* _Tarefas a cumprir_:
a) Atualize um trecho do relato sobre o 5º Distrito: reproduza-o começando em "O relato abaixo" e seguindo até "quando isso prosseguirá?", com "blog" substituído por "site".
b) Prossiga com o relato sobre o 5º Distrito a partir da última frase apresentada.

* _Texto fornecido_:
+ + + + + + +

O relato abaixo foi encaminhado por email para este blog. Nele observamos a situação extrema que o Poder Público local e estadual está exercendo sobre os moradores do 5º Distrito. Estarrecidos com o relato só resta a pergunta: até quando isso prosseguirá?
xxx--------xxxxxx-----------------------xxxxxxxxxxxxxxxx
Ainda sob
efeito do choque e quase sem forças, tento registrar os crimes de
violação de direitos humanos que aconteceram hoje (13/03/2012) contra os
pequenos agricultores do 5º distrito de São João da Barra e que
presenciei alguns.
Às 6 h da
manhã o primeiro sítio teve sua casa e plantação demolidas. Quando o
agricultor chegou não havia o que fazer. Desesperado, sem notificação
prévia... ele foi algemado e levado para a Delegacia.
Dando
continuidade aos desmandos - que contam com grande força policial e com
agentes à paisana “armados até os dentes” – oficiais de justiça se
dirigiram para o sítio do Sr. Totonho, um sítio que Ele cultiva desde
menino e que até ontem ele alimentava fartamente com frutas, milho e
verduras a comunidade e, os amigos que lá chegavam. Sr. Totonho, um
sábio camponês, idoso, que tem na “palavra dada”o compromisso selado,
constrangido e coagido assistiu à destruição de sua roça de milho,
maxixe, abóbora e de suas fruteiras centenárias. Imediatamente à imissão
na posse, as máquinas entraram no sítio e o mesmo, vigiado pela força
da PM durante todo o dia ganha uma vala ao redor. Destruíram em poucas
horas o que uma família camponesa levou décadas para construir embaixo
de sol e chuva. Como diz Sr. Totonho: eles querem deixar tudo virar
“areia branca”.

+ + + + + + +

* _Entradas de dados_:

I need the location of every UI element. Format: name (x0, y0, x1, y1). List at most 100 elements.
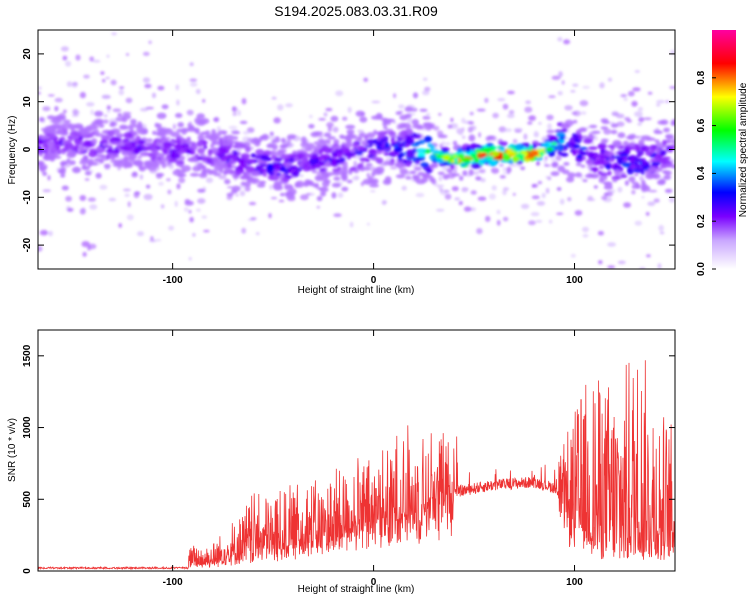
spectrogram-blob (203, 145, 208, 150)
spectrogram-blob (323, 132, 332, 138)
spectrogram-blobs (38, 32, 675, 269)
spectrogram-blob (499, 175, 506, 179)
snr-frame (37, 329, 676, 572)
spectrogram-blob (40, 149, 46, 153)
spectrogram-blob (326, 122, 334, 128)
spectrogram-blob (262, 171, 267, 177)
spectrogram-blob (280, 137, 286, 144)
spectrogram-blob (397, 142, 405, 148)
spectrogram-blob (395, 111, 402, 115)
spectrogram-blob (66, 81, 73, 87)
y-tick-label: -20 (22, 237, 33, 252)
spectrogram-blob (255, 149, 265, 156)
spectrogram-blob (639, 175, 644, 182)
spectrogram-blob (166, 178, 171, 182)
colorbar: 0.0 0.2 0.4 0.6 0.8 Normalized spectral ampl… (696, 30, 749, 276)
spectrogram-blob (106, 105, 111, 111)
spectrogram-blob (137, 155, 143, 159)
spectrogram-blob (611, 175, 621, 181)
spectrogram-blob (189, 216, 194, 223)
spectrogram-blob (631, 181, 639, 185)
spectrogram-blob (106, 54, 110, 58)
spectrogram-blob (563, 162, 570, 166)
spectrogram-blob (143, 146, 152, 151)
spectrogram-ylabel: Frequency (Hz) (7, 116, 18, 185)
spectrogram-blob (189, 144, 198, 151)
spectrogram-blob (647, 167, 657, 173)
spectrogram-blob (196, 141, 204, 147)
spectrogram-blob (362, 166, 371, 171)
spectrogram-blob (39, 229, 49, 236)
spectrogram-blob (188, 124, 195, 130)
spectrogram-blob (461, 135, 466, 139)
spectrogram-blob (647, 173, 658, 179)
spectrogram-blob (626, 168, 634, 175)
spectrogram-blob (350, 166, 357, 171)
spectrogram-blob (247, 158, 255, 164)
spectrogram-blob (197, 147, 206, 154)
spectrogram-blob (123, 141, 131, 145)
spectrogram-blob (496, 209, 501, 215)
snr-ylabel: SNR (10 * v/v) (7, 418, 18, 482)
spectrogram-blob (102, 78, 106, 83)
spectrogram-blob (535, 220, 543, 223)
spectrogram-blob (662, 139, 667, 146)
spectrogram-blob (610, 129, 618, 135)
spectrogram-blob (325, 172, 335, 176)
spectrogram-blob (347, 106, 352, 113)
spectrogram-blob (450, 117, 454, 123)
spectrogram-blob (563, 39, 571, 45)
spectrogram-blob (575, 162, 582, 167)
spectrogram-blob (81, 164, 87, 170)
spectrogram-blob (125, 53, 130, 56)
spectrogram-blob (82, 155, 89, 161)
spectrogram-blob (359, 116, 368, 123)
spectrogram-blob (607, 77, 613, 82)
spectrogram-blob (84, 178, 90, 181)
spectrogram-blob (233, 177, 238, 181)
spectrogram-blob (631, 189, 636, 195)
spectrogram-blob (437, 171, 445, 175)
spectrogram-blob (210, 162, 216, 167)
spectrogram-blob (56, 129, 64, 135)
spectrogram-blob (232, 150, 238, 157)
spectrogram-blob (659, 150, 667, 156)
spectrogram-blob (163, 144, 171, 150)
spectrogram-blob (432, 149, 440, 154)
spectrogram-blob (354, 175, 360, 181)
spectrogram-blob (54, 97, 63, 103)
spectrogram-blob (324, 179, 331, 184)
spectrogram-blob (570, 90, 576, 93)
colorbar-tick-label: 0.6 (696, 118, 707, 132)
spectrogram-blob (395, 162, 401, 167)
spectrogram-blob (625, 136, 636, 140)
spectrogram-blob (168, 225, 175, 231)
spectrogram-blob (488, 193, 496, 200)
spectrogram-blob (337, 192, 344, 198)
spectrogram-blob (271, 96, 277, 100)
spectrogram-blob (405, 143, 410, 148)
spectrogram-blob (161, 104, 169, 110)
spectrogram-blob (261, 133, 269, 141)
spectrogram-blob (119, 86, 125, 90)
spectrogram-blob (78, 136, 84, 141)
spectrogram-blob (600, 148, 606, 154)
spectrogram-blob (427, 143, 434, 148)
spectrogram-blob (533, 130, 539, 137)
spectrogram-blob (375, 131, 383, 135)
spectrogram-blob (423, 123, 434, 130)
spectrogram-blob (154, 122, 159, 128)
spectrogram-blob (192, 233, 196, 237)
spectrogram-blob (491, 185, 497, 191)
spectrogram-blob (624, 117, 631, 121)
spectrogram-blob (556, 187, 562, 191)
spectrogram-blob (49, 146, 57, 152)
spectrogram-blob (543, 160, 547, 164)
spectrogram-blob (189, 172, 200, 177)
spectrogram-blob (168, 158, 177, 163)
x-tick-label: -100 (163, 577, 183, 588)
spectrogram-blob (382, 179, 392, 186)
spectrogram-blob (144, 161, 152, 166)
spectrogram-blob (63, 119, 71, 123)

+ + + + + + +

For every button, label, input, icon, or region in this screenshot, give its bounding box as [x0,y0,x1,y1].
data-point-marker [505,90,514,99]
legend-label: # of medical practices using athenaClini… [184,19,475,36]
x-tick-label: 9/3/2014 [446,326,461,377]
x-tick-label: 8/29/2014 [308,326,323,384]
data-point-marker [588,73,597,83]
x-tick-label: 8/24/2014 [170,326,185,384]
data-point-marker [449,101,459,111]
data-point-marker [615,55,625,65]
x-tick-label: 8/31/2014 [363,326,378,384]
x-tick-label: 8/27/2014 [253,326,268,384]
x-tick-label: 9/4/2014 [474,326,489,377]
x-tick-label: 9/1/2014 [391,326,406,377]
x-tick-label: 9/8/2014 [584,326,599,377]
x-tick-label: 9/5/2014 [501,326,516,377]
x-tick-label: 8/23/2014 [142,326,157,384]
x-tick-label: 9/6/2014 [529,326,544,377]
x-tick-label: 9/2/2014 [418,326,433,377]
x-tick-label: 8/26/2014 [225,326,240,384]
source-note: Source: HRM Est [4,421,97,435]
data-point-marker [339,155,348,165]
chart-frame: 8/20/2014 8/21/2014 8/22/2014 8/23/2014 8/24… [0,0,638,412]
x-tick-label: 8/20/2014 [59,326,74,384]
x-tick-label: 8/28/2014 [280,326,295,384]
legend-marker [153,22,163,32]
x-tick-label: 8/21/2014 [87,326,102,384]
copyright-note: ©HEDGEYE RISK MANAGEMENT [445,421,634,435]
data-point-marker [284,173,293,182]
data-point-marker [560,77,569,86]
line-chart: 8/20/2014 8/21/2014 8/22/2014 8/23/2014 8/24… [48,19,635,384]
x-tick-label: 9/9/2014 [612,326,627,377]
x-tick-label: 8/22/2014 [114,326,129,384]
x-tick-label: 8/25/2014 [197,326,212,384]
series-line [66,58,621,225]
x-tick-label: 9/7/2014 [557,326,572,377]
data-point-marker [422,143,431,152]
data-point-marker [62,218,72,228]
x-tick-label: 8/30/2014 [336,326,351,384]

+ + + + + + +

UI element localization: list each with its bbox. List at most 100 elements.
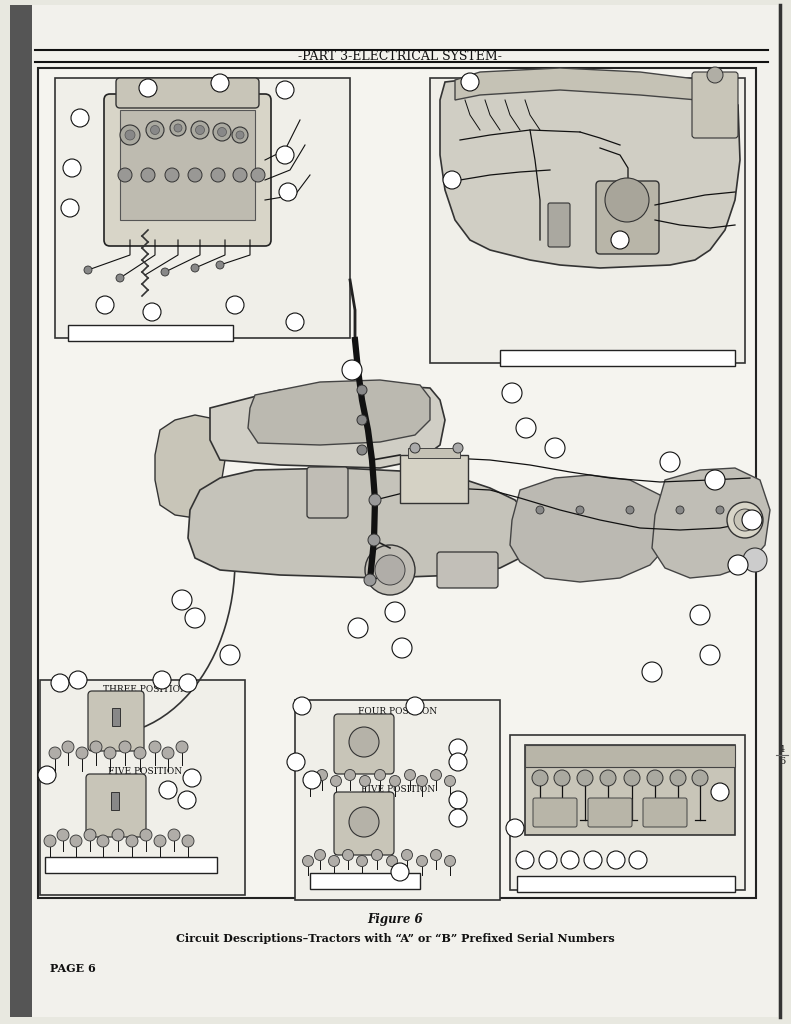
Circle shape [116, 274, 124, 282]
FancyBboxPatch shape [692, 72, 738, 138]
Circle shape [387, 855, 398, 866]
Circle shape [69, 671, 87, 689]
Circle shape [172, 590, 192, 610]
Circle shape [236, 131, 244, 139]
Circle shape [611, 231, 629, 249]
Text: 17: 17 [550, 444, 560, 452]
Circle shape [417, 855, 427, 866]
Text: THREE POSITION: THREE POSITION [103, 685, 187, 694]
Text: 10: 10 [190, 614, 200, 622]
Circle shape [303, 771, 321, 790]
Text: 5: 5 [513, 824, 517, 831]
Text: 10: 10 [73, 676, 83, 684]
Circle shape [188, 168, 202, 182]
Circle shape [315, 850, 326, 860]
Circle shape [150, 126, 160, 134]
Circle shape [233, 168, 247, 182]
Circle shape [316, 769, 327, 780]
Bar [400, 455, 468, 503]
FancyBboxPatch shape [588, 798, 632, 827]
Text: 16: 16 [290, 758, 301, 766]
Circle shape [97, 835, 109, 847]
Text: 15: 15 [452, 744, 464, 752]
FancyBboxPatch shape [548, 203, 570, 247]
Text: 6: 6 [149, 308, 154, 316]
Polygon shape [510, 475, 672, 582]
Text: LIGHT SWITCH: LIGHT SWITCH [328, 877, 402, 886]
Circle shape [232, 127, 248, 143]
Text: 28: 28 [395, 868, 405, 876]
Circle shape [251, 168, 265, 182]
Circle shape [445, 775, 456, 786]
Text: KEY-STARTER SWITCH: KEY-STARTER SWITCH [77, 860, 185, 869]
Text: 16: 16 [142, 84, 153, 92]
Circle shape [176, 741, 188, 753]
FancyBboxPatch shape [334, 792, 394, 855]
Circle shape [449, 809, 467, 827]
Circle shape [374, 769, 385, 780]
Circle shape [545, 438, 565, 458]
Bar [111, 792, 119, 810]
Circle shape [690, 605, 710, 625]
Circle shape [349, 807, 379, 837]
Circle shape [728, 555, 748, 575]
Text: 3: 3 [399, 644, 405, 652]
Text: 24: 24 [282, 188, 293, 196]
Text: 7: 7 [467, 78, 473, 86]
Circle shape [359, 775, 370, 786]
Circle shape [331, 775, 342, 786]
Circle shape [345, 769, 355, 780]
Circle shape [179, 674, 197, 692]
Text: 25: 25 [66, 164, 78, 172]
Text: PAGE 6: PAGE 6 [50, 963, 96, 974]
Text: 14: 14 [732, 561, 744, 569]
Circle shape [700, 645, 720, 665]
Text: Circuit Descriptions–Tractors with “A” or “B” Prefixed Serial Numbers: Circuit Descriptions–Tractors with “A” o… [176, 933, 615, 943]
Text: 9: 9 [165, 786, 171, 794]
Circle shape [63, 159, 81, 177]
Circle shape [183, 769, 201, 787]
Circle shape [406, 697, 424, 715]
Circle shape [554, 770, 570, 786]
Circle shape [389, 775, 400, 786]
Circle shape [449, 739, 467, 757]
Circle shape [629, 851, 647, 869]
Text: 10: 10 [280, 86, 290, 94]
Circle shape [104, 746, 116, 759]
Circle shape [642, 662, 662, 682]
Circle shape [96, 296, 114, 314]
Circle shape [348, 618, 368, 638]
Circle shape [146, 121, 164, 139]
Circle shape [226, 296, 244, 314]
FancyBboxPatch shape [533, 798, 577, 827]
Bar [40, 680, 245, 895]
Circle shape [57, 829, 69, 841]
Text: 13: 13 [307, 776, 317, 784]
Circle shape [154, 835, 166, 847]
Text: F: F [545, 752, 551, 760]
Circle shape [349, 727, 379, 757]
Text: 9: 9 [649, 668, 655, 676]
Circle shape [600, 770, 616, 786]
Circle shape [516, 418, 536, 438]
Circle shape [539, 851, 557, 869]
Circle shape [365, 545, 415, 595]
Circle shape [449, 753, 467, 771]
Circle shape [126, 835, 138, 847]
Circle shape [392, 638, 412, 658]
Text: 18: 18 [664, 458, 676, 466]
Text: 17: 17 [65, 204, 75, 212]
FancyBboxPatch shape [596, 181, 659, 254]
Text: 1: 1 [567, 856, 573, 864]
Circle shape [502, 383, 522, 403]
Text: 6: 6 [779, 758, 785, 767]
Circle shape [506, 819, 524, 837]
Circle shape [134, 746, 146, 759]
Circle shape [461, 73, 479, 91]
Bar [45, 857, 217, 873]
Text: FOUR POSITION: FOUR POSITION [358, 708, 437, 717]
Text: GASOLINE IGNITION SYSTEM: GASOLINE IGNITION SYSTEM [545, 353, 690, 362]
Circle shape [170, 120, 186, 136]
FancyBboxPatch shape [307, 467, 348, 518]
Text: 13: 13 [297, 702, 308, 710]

+ + + + + + +

* _As respostas_:
a)
O relato abaixo foi encaminhado por email para este site. Nele observamos a situação extrema que o Poder Público local e estadual está exercendo sobre os moradores do 5º Distrito. Estarrecidos com o relato só resta a pergunta: até quando isso prosseguirá?

b)
Durante o dia
de hoje e ao longo do processo de “desapropriação”, que tem se
caracterizado por expropriação e esbulho, presenciamos a Constituição
Estadual/RJ ser desrespeitada pelo próprio Estado. Os artigos abaixo
foram violados, social e ambientalmente.
Art.
265 - Os projetos governamentais da administração direta ou indireta,
que exijam a remoção involuntária de contingente da população, deverão
cumprir, dentre outras, as
seguintes exigências:
I
- pagamento prévio e em dinheiro de indenização pela desapropriação,
bem como dos custos de mudança e reinstalação, inclusive, neste caso,
para os não-proprietários, nas áreas vizinhas às do projeto, de
residências, atividades produtivas e equipamentos sociais;
II
- implantação, anterior à remoção, de programas socioeconômicos que
permitam às populações atingidas restabelecerem seu sistema produtivo
garantindo sua qualidade de vida;
III
- implantação prévia de programas de defesa ambiental que reduzam ao
mínimo os impactos do empreendimento sobre a fauna, a flora e as
riquezas naturais e arqueológicas.
Art. 266 - O Estado promoverá, com a participação dos Municípios e das comunidades, o zoneamento ambiental de seu território.
§
1º - A implantação de áreas ou pólos industriais, bem como as
transformações de uso do solo, dependerão de estudo de impacto ambiental
e do correspondente licenciamento.
§ 2º - O registro dos projetos de loteamento dependerá do prévio licenciamento na forma da legislação de proteção ambiental.
§
3º - Os proprietários rurais ficam obrigados, na forma da lei, a
preservar e a recuperar com espécies nativas suas propriedades.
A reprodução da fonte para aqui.